● **What to do**: Pictures don't belong in the copy; print all the records exactly.

Data entries for graphics:
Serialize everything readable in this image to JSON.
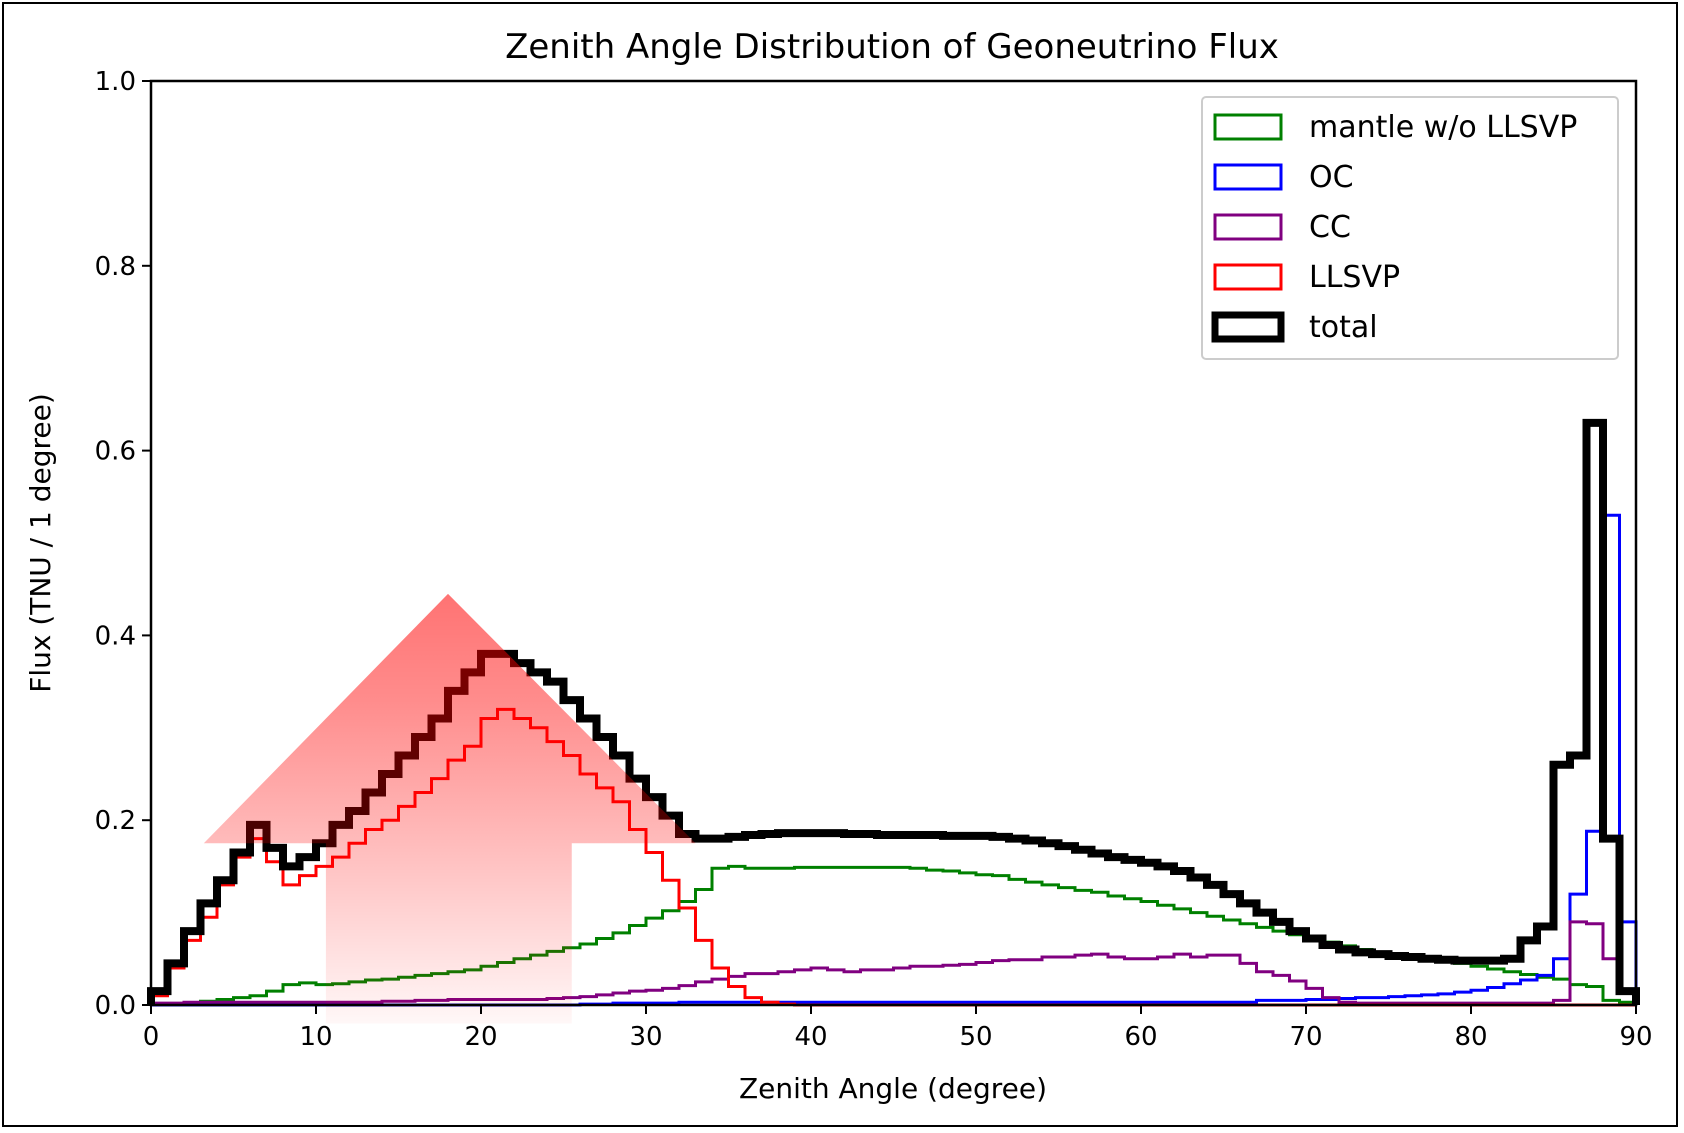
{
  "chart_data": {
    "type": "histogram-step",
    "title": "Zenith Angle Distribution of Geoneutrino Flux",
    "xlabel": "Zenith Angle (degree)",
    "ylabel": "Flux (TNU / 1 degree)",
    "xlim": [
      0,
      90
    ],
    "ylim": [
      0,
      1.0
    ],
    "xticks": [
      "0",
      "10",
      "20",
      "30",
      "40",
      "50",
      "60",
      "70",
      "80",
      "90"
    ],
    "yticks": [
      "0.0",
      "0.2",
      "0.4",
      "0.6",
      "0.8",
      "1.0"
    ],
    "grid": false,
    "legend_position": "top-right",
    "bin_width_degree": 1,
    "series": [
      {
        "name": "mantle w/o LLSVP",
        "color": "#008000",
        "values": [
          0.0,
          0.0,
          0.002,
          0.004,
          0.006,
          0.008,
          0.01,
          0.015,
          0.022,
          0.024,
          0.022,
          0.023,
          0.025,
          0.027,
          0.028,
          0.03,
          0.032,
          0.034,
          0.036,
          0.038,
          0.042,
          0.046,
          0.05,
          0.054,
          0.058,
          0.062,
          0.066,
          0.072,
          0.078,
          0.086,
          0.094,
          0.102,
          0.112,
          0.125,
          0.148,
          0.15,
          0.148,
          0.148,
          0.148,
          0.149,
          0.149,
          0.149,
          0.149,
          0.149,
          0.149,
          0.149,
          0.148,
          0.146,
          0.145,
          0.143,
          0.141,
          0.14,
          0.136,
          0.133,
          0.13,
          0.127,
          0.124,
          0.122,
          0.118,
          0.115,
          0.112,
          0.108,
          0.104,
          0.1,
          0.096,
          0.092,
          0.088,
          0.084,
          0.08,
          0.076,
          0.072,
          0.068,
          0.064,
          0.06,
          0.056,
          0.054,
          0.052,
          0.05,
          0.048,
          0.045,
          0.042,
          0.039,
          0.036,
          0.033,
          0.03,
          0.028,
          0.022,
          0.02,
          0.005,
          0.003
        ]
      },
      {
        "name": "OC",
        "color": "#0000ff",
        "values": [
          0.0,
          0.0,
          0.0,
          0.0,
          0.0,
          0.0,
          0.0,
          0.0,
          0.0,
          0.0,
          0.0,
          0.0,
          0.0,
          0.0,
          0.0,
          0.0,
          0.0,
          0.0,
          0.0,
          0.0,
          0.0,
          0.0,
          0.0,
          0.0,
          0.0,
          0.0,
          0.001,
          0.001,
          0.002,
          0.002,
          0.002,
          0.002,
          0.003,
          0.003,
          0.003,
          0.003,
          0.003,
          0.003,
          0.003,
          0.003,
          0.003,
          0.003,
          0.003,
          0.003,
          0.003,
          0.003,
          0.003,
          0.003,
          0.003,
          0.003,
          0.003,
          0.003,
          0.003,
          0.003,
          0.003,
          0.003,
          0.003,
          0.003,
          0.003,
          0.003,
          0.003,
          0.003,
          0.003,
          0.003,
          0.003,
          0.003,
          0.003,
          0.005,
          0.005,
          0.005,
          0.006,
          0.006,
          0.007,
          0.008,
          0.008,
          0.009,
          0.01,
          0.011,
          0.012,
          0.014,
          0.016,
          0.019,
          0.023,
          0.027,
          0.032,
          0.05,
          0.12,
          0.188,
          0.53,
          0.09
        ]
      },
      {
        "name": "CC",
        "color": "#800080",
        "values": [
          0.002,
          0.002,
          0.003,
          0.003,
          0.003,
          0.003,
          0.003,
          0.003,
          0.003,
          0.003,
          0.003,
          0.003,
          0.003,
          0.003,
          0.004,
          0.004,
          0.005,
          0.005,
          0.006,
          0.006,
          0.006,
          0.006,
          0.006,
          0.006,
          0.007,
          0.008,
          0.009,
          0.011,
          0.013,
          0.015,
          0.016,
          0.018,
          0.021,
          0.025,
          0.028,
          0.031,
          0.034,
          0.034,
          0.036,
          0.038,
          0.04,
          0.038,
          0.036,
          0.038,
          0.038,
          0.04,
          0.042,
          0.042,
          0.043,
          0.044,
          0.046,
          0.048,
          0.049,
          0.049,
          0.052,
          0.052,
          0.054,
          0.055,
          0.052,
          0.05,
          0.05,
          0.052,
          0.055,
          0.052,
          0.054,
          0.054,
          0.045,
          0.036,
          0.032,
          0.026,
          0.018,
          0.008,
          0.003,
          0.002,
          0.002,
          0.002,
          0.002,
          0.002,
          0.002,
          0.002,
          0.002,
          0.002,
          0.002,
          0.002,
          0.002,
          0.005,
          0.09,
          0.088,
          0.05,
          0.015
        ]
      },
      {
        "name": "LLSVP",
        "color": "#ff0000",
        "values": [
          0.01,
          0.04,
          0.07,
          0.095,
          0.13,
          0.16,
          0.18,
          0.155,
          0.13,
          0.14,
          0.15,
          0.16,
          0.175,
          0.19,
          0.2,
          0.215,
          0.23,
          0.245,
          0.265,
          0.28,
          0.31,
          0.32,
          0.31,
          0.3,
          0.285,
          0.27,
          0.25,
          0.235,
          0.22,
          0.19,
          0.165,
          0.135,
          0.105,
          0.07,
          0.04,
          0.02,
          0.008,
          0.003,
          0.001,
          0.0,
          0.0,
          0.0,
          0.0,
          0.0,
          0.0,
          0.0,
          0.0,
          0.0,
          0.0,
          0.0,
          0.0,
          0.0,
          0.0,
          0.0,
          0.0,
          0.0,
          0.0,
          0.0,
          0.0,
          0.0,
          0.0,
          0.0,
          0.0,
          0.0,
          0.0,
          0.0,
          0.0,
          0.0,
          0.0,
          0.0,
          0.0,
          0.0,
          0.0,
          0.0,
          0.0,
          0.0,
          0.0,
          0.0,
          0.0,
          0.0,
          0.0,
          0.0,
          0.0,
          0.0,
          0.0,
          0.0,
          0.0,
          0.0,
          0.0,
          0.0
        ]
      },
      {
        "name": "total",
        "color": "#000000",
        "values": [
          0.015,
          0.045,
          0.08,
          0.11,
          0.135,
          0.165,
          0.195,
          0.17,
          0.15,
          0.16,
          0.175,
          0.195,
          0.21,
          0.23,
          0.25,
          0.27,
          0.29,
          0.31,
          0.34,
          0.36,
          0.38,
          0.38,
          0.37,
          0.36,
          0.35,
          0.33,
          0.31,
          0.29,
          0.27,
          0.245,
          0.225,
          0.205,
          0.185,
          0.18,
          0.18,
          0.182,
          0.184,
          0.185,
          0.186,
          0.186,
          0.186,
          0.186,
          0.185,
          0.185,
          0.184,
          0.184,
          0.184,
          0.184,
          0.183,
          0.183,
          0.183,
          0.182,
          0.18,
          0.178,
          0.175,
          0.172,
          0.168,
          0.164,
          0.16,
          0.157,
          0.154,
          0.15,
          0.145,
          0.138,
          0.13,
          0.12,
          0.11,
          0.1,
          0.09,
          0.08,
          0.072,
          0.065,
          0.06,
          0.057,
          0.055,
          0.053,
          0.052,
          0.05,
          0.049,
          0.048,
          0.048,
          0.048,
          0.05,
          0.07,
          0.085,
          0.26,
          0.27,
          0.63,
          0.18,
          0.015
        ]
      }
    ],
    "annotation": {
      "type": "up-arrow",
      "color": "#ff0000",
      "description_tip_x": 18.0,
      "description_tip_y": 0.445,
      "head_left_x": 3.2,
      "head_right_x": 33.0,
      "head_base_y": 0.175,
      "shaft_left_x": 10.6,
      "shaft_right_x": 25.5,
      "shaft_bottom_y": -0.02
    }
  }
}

● **Answer to the exercise**:
Serialize everything readable in this image to JSON.
{
  "chart_data": {
    "type": "histogram-step",
    "title": "Zenith Angle Distribution of Geoneutrino Flux",
    "xlabel": "Zenith Angle (degree)",
    "ylabel": "Flux (TNU / 1 degree)",
    "xlim": [
      0,
      90
    ],
    "ylim": [
      0,
      1.0
    ],
    "xticks": [
      "0",
      "10",
      "20",
      "30",
      "40",
      "50",
      "60",
      "70",
      "80",
      "90"
    ],
    "yticks": [
      "0.0",
      "0.2",
      "0.4",
      "0.6",
      "0.8",
      "1.0"
    ],
    "grid": false,
    "legend_position": "top-right",
    "bin_width_degree": 1,
    "series": [
      {
        "name": "mantle w/o LLSVP",
        "color": "#008000",
        "values": [
          0.0,
          0.0,
          0.002,
          0.004,
          0.006,
          0.008,
          0.01,
          0.015,
          0.022,
          0.024,
          0.022,
          0.023,
          0.025,
          0.027,
          0.028,
          0.03,
          0.032,
          0.034,
          0.036,
          0.038,
          0.042,
          0.046,
          0.05,
          0.054,
          0.058,
          0.062,
          0.066,
          0.072,
          0.078,
          0.086,
          0.094,
          0.102,
          0.112,
          0.125,
          0.148,
          0.15,
          0.148,
          0.148,
          0.148,
          0.149,
          0.149,
          0.149,
          0.149,
          0.149,
          0.149,
          0.149,
          0.148,
          0.146,
          0.145,
          0.143,
          0.141,
          0.14,
          0.136,
          0.133,
          0.13,
          0.127,
          0.124,
          0.122,
          0.118,
          0.115,
          0.112,
          0.108,
          0.104,
          0.1,
          0.096,
          0.092,
          0.088,
          0.084,
          0.08,
          0.076,
          0.072,
          0.068,
          0.064,
          0.06,
          0.056,
          0.054,
          0.052,
          0.05,
          0.048,
          0.045,
          0.042,
          0.039,
          0.036,
          0.033,
          0.03,
          0.028,
          0.022,
          0.02,
          0.005,
          0.003
        ]
      },
      {
        "name": "OC",
        "color": "#0000ff",
        "values": [
          0.0,
          0.0,
          0.0,
          0.0,
          0.0,
          0.0,
          0.0,
          0.0,
          0.0,
          0.0,
          0.0,
          0.0,
          0.0,
          0.0,
          0.0,
          0.0,
          0.0,
          0.0,
          0.0,
          0.0,
          0.0,
          0.0,
          0.0,
          0.0,
          0.0,
          0.0,
          0.001,
          0.001,
          0.002,
          0.002,
          0.002,
          0.002,
          0.003,
          0.003,
          0.003,
          0.003,
          0.003,
          0.003,
          0.003,
          0.003,
          0.003,
          0.003,
          0.003,
          0.003,
          0.003,
          0.003,
          0.003,
          0.003,
          0.003,
          0.003,
          0.003,
          0.003,
          0.003,
          0.003,
          0.003,
          0.003,
          0.003,
          0.003,
          0.003,
          0.003,
          0.003,
          0.003,
          0.003,
          0.003,
          0.003,
          0.003,
          0.003,
          0.005,
          0.005,
          0.005,
          0.006,
          0.006,
          0.007,
          0.008,
          0.008,
          0.009,
          0.01,
          0.011,
          0.012,
          0.014,
          0.016,
          0.019,
          0.023,
          0.027,
          0.032,
          0.05,
          0.12,
          0.188,
          0.53,
          0.09
        ]
      },
      {
        "name": "CC",
        "color": "#800080",
        "values": [
          0.002,
          0.002,
          0.003,
          0.003,
          0.003,
          0.003,
          0.003,
          0.003,
          0.003,
          0.003,
          0.003,
          0.003,
          0.003,
          0.003,
          0.004,
          0.004,
          0.005,
          0.005,
          0.006,
          0.006,
          0.006,
          0.006,
          0.006,
          0.006,
          0.007,
          0.008,
          0.009,
          0.011,
          0.013,
          0.015,
          0.016,
          0.018,
          0.021,
          0.025,
          0.028,
          0.031,
          0.034,
          0.034,
          0.036,
          0.038,
          0.04,
          0.038,
          0.036,
          0.038,
          0.038,
          0.04,
          0.042,
          0.042,
          0.043,
          0.044,
          0.046,
          0.048,
          0.049,
          0.049,
          0.052,
          0.052,
          0.054,
          0.055,
          0.052,
          0.05,
          0.05,
          0.052,
          0.055,
          0.052,
          0.054,
          0.054,
          0.045,
          0.036,
          0.032,
          0.026,
          0.018,
          0.008,
          0.003,
          0.002,
          0.002,
          0.002,
          0.002,
          0.002,
          0.002,
          0.002,
          0.002,
          0.002,
          0.002,
          0.002,
          0.002,
          0.005,
          0.09,
          0.088,
          0.05,
          0.015
        ]
      },
      {
        "name": "LLSVP",
        "color": "#ff0000",
        "values": [
          0.01,
          0.04,
          0.07,
          0.095,
          0.13,
          0.16,
          0.18,
          0.155,
          0.13,
          0.14,
          0.15,
          0.16,
          0.175,
          0.19,
          0.2,
          0.215,
          0.23,
          0.245,
          0.265,
          0.28,
          0.31,
          0.32,
          0.31,
          0.3,
          0.285,
          0.27,
          0.25,
          0.235,
          0.22,
          0.19,
          0.165,
          0.135,
          0.105,
          0.07,
          0.04,
          0.02,
          0.008,
          0.003,
          0.001,
          0.0,
          0.0,
          0.0,
          0.0,
          0.0,
          0.0,
          0.0,
          0.0,
          0.0,
          0.0,
          0.0,
          0.0,
          0.0,
          0.0,
          0.0,
          0.0,
          0.0,
          0.0,
          0.0,
          0.0,
          0.0,
          0.0,
          0.0,
          0.0,
          0.0,
          0.0,
          0.0,
          0.0,
          0.0,
          0.0,
          0.0,
          0.0,
          0.0,
          0.0,
          0.0,
          0.0,
          0.0,
          0.0,
          0.0,
          0.0,
          0.0,
          0.0,
          0.0,
          0.0,
          0.0,
          0.0,
          0.0,
          0.0,
          0.0,
          0.0,
          0.0
        ]
      },
      {
        "name": "total",
        "color": "#000000",
        "values": [
          0.015,
          0.045,
          0.08,
          0.11,
          0.135,
          0.165,
          0.195,
          0.17,
          0.15,
          0.16,
          0.175,
          0.195,
          0.21,
          0.23,
          0.25,
          0.27,
          0.29,
          0.31,
          0.34,
          0.36,
          0.38,
          0.38,
          0.37,
          0.36,
          0.35,
          0.33,
          0.31,
          0.29,
          0.27,
          0.245,
          0.225,
          0.205,
          0.185,
          0.18,
          0.18,
          0.182,
          0.184,
          0.185,
          0.186,
          0.186,
          0.186,
          0.186,
          0.185,
          0.185,
          0.184,
          0.184,
          0.184,
          0.184,
          0.183,
          0.183,
          0.183,
          0.182,
          0.18,
          0.178,
          0.175,
          0.172,
          0.168,
          0.164,
          0.16,
          0.157,
          0.154,
          0.15,
          0.145,
          0.138,
          0.13,
          0.12,
          0.11,
          0.1,
          0.09,
          0.08,
          0.072,
          0.065,
          0.06,
          0.057,
          0.055,
          0.053,
          0.052,
          0.05,
          0.049,
          0.048,
          0.048,
          0.048,
          0.05,
          0.07,
          0.085,
          0.26,
          0.27,
          0.63,
          0.18,
          0.015
        ]
      }
    ],
    "annotation": {
      "type": "up-arrow",
      "color": "#ff0000",
      "description_tip_x": 18.0,
      "description_tip_y": 0.445,
      "head_left_x": 3.2,
      "head_right_x": 33.0,
      "head_base_y": 0.175,
      "shaft_left_x": 10.6,
      "shaft_right_x": 25.5,
      "shaft_bottom_y": -0.02
    }
  }
}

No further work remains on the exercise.